**Do this**
Return the material exactly as supplied, apart from the pictures, which are omitted.

**Records provided**
-------------------------
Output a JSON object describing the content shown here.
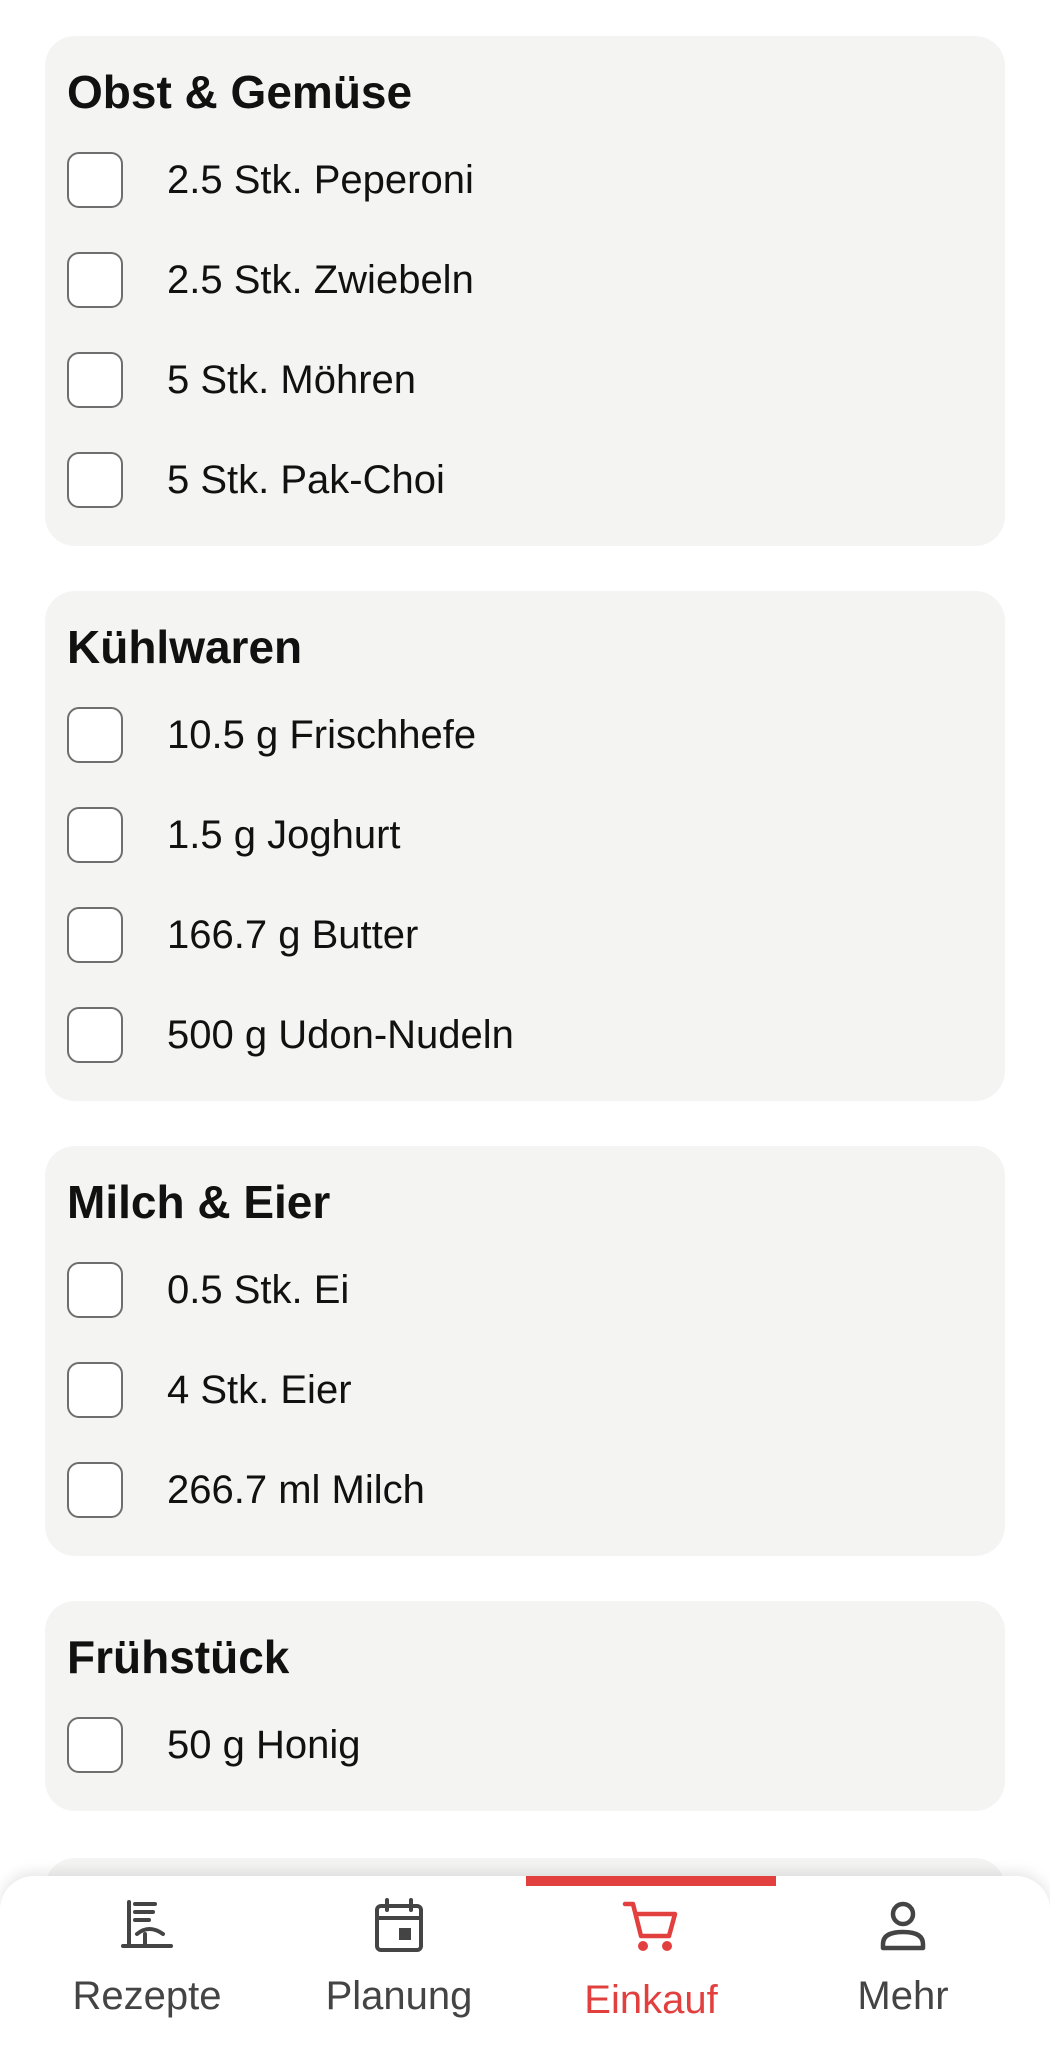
{
  "shopping_list": {
    "categories": [
      {
        "title": "Obst & Gemüse",
        "items": [
          "2.5 Stk. Peperoni",
          "2.5 Stk. Zwiebeln",
          "5 Stk. Möhren",
          "5 Stk. Pak-Choi"
        ]
      },
      {
        "title": "Kühlwaren",
        "items": [
          "10.5 g Frischhefe",
          "1.5 g Joghurt",
          "166.7 g Butter",
          "500 g Udon-Nudeln"
        ]
      },
      {
        "title": "Milch & Eier",
        "items": [
          "0.5 Stk. Ei",
          "4 Stk. Eier",
          "266.7 ml Milch"
        ]
      },
      {
        "title": "Frühstück",
        "items": [
          "50 g Honig"
        ]
      }
    ]
  },
  "bottom_nav": {
    "items": [
      {
        "label": "Rezepte",
        "icon": "recipes-icon",
        "active": false
      },
      {
        "label": "Planung",
        "icon": "calendar-icon",
        "active": false
      },
      {
        "label": "Einkauf",
        "icon": "shopping-cart-icon",
        "active": true
      },
      {
        "label": "Mehr",
        "icon": "person-icon",
        "active": false
      }
    ]
  },
  "colors": {
    "accent": "#e2403f",
    "card_background": "#f4f4f3",
    "icon_inactive": "#444444"
  }
}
-------------------------
**Reply**
Output a JSON object describing the content shown here.
{
  "shopping_list": {
    "categories": [
      {
        "title": "Obst & Gemüse",
        "items": [
          "2.5 Stk. Peperoni",
          "2.5 Stk. Zwiebeln",
          "5 Stk. Möhren",
          "5 Stk. Pak-Choi"
        ]
      },
      {
        "title": "Kühlwaren",
        "items": [
          "10.5 g Frischhefe",
          "1.5 g Joghurt",
          "166.7 g Butter",
          "500 g Udon-Nudeln"
        ]
      },
      {
        "title": "Milch & Eier",
        "items": [
          "0.5 Stk. Ei",
          "4 Stk. Eier",
          "266.7 ml Milch"
        ]
      },
      {
        "title": "Frühstück",
        "items": [
          "50 g Honig"
        ]
      }
    ]
  },
  "bottom_nav": {
    "items": [
      {
        "label": "Rezepte",
        "icon": "recipes-icon",
        "active": false
      },
      {
        "label": "Planung",
        "icon": "calendar-icon",
        "active": false
      },
      {
        "label": "Einkauf",
        "icon": "shopping-cart-icon",
        "active": true
      },
      {
        "label": "Mehr",
        "icon": "person-icon",
        "active": false
      }
    ]
  },
  "colors": {
    "accent": "#e2403f",
    "card_background": "#f4f4f3",
    "icon_inactive": "#444444"
  }
}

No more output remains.